## Material provided
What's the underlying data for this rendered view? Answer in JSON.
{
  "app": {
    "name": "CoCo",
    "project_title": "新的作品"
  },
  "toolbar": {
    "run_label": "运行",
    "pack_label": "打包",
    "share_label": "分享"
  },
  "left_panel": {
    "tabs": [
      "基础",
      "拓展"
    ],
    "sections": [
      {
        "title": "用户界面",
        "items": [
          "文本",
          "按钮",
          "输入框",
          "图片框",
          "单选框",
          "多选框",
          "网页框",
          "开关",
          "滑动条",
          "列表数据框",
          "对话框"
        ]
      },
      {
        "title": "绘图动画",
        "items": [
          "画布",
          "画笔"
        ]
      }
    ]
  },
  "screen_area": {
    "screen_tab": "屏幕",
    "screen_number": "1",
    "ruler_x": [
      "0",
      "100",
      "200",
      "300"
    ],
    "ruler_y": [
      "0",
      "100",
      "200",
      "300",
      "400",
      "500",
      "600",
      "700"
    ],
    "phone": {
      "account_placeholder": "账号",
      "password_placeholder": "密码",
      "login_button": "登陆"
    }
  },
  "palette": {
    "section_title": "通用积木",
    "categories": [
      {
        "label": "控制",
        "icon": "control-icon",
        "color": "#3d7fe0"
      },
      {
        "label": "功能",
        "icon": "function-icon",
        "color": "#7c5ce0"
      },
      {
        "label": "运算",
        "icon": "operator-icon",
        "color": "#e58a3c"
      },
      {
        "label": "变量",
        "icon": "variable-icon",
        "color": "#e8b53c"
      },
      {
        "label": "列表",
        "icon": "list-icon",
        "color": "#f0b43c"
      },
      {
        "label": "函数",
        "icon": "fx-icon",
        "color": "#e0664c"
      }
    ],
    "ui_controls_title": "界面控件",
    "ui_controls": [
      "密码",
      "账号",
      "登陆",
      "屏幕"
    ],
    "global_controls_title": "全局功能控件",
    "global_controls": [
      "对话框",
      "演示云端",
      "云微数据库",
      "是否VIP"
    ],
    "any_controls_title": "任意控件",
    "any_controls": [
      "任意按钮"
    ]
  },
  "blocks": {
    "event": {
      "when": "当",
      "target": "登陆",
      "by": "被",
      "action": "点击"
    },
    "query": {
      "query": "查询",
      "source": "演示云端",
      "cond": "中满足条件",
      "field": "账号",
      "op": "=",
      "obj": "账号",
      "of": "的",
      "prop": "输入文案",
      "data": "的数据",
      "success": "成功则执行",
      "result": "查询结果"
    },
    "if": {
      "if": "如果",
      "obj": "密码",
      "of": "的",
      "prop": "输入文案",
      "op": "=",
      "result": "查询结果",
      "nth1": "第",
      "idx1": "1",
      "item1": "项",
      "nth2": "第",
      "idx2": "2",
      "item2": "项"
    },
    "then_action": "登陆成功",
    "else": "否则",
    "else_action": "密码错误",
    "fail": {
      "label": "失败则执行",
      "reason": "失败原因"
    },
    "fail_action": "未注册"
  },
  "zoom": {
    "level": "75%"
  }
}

## Work to do
Filter the entries and copy out every line with the word "color".

## Completed task
        "color": "#3d7fe0"
        "color": "#7c5ce0"
        "color": "#e58a3c"
        "color": "#e8b53c"
        "color": "#f0b43c"
        "color": "#e0664c"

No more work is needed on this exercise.